ENTRIES SHOWN »
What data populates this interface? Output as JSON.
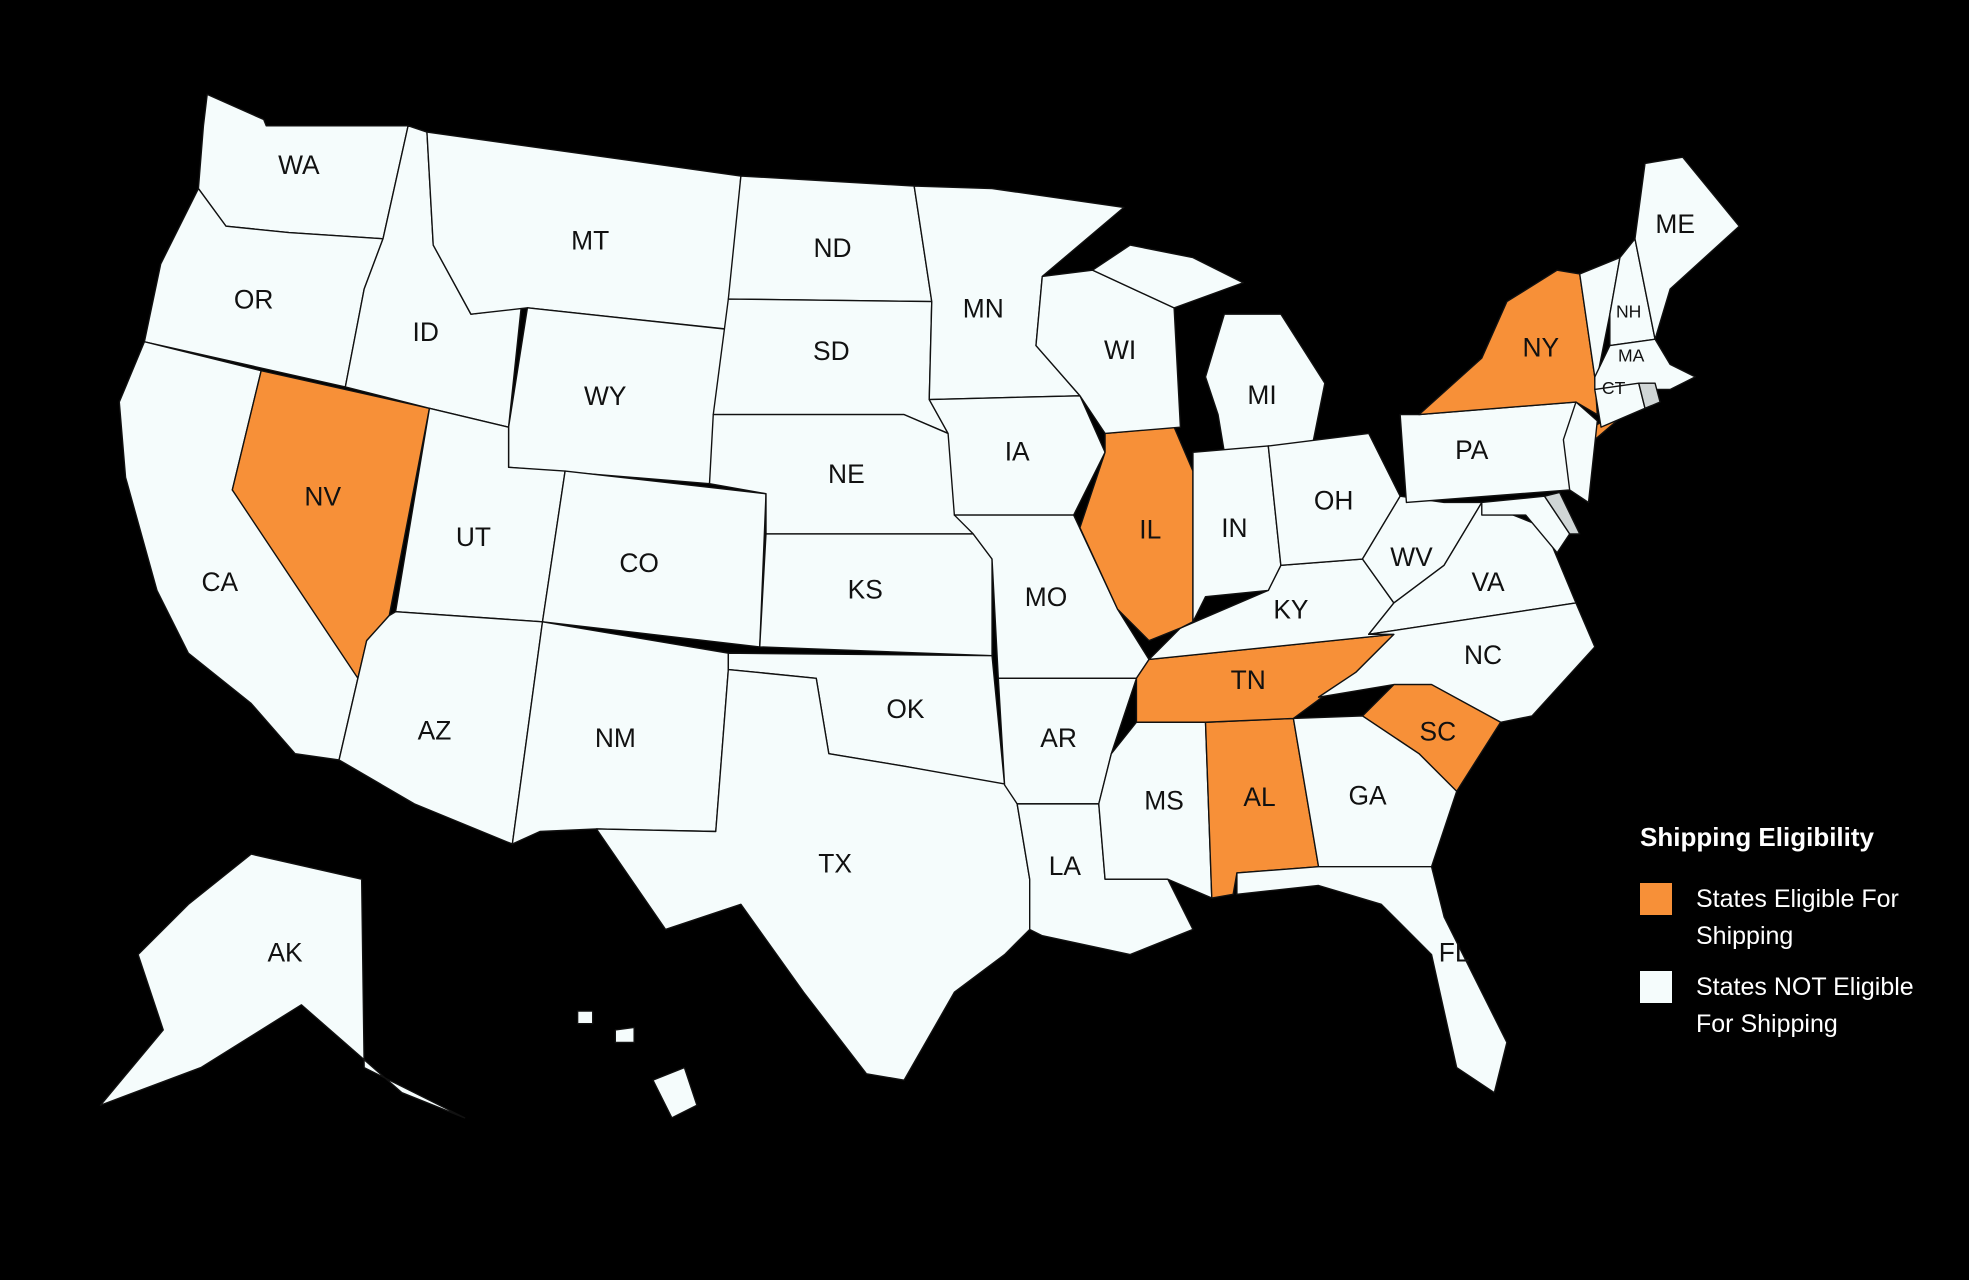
{
  "legend": {
    "title": "Shipping Eligibility",
    "items": [
      {
        "label": "States Eligible For Shipping",
        "color": "#F79038"
      },
      {
        "label": "States NOT Eligible For Shipping",
        "color": "#F5FCFC"
      }
    ]
  },
  "colors": {
    "eligible": "#F79038",
    "not_eligible": "#F5FCFC",
    "unlabeled_small": "#D0D6D6",
    "background": "#000000"
  },
  "states": [
    {
      "code": "WA",
      "eligible": false
    },
    {
      "code": "OR",
      "eligible": false
    },
    {
      "code": "CA",
      "eligible": false
    },
    {
      "code": "NV",
      "eligible": true
    },
    {
      "code": "ID",
      "eligible": false
    },
    {
      "code": "MT",
      "eligible": false
    },
    {
      "code": "WY",
      "eligible": false
    },
    {
      "code": "UT",
      "eligible": false
    },
    {
      "code": "CO",
      "eligible": false
    },
    {
      "code": "AZ",
      "eligible": false
    },
    {
      "code": "NM",
      "eligible": false
    },
    {
      "code": "ND",
      "eligible": false
    },
    {
      "code": "SD",
      "eligible": false
    },
    {
      "code": "NE",
      "eligible": false
    },
    {
      "code": "KS",
      "eligible": false
    },
    {
      "code": "OK",
      "eligible": false
    },
    {
      "code": "TX",
      "eligible": false
    },
    {
      "code": "MN",
      "eligible": false
    },
    {
      "code": "IA",
      "eligible": false
    },
    {
      "code": "MO",
      "eligible": false
    },
    {
      "code": "AR",
      "eligible": false
    },
    {
      "code": "LA",
      "eligible": false
    },
    {
      "code": "MS",
      "eligible": false
    },
    {
      "code": "AL",
      "eligible": true
    },
    {
      "code": "TN",
      "eligible": true
    },
    {
      "code": "KY",
      "eligible": false
    },
    {
      "code": "IL",
      "eligible": true
    },
    {
      "code": "WI",
      "eligible": false
    },
    {
      "code": "MI",
      "eligible": false
    },
    {
      "code": "IN",
      "eligible": false
    },
    {
      "code": "OH",
      "eligible": false
    },
    {
      "code": "WV",
      "eligible": false
    },
    {
      "code": "VA",
      "eligible": false
    },
    {
      "code": "NC",
      "eligible": false
    },
    {
      "code": "SC",
      "eligible": true
    },
    {
      "code": "GA",
      "eligible": false
    },
    {
      "code": "FL",
      "eligible": false
    },
    {
      "code": "PA",
      "eligible": false
    },
    {
      "code": "NY",
      "eligible": true
    },
    {
      "code": "NJ",
      "eligible": false
    },
    {
      "code": "MD",
      "eligible": false
    },
    {
      "code": "DE",
      "eligible": false
    },
    {
      "code": "VT",
      "eligible": false
    },
    {
      "code": "NH",
      "eligible": false
    },
    {
      "code": "ME",
      "eligible": false
    },
    {
      "code": "MA",
      "eligible": false
    },
    {
      "code": "CT",
      "eligible": false
    },
    {
      "code": "RI",
      "eligible": false
    },
    {
      "code": "AK",
      "eligible": false
    },
    {
      "code": "HI",
      "eligible": false
    }
  ],
  "unlabeled": [
    "NJ",
    "MD",
    "DE",
    "VT",
    "RI",
    "HI"
  ]
}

WHAT YOU NEED TO DO » Your task is to copy the entries in full and exactly, without any images.

RESULT OF THIS TASK »
What data populates this interface? Output as JSON.
{
  "legend": {
    "title": "Shipping Eligibility",
    "items": [
      {
        "label": "States Eligible For Shipping",
        "color": "#F79038"
      },
      {
        "label": "States NOT Eligible For Shipping",
        "color": "#F5FCFC"
      }
    ]
  },
  "colors": {
    "eligible": "#F79038",
    "not_eligible": "#F5FCFC",
    "unlabeled_small": "#D0D6D6",
    "background": "#000000"
  },
  "states": [
    {
      "code": "WA",
      "eligible": false
    },
    {
      "code": "OR",
      "eligible": false
    },
    {
      "code": "CA",
      "eligible": false
    },
    {
      "code": "NV",
      "eligible": true
    },
    {
      "code": "ID",
      "eligible": false
    },
    {
      "code": "MT",
      "eligible": false
    },
    {
      "code": "WY",
      "eligible": false
    },
    {
      "code": "UT",
      "eligible": false
    },
    {
      "code": "CO",
      "eligible": false
    },
    {
      "code": "AZ",
      "eligible": false
    },
    {
      "code": "NM",
      "eligible": false
    },
    {
      "code": "ND",
      "eligible": false
    },
    {
      "code": "SD",
      "eligible": false
    },
    {
      "code": "NE",
      "eligible": false
    },
    {
      "code": "KS",
      "eligible": false
    },
    {
      "code": "OK",
      "eligible": false
    },
    {
      "code": "TX",
      "eligible": false
    },
    {
      "code": "MN",
      "eligible": false
    },
    {
      "code": "IA",
      "eligible": false
    },
    {
      "code": "MO",
      "eligible": false
    },
    {
      "code": "AR",
      "eligible": false
    },
    {
      "code": "LA",
      "eligible": false
    },
    {
      "code": "MS",
      "eligible": false
    },
    {
      "code": "AL",
      "eligible": true
    },
    {
      "code": "TN",
      "eligible": true
    },
    {
      "code": "KY",
      "eligible": false
    },
    {
      "code": "IL",
      "eligible": true
    },
    {
      "code": "WI",
      "eligible": false
    },
    {
      "code": "MI",
      "eligible": false
    },
    {
      "code": "IN",
      "eligible": false
    },
    {
      "code": "OH",
      "eligible": false
    },
    {
      "code": "WV",
      "eligible": false
    },
    {
      "code": "VA",
      "eligible": false
    },
    {
      "code": "NC",
      "eligible": false
    },
    {
      "code": "SC",
      "eligible": true
    },
    {
      "code": "GA",
      "eligible": false
    },
    {
      "code": "FL",
      "eligible": false
    },
    {
      "code": "PA",
      "eligible": false
    },
    {
      "code": "NY",
      "eligible": true
    },
    {
      "code": "NJ",
      "eligible": false
    },
    {
      "code": "MD",
      "eligible": false
    },
    {
      "code": "DE",
      "eligible": false
    },
    {
      "code": "VT",
      "eligible": false
    },
    {
      "code": "NH",
      "eligible": false
    },
    {
      "code": "ME",
      "eligible": false
    },
    {
      "code": "MA",
      "eligible": false
    },
    {
      "code": "CT",
      "eligible": false
    },
    {
      "code": "RI",
      "eligible": false
    },
    {
      "code": "AK",
      "eligible": false
    },
    {
      "code": "HI",
      "eligible": false
    }
  ],
  "unlabeled": [
    "NJ",
    "MD",
    "DE",
    "VT",
    "RI",
    "HI"
  ]
}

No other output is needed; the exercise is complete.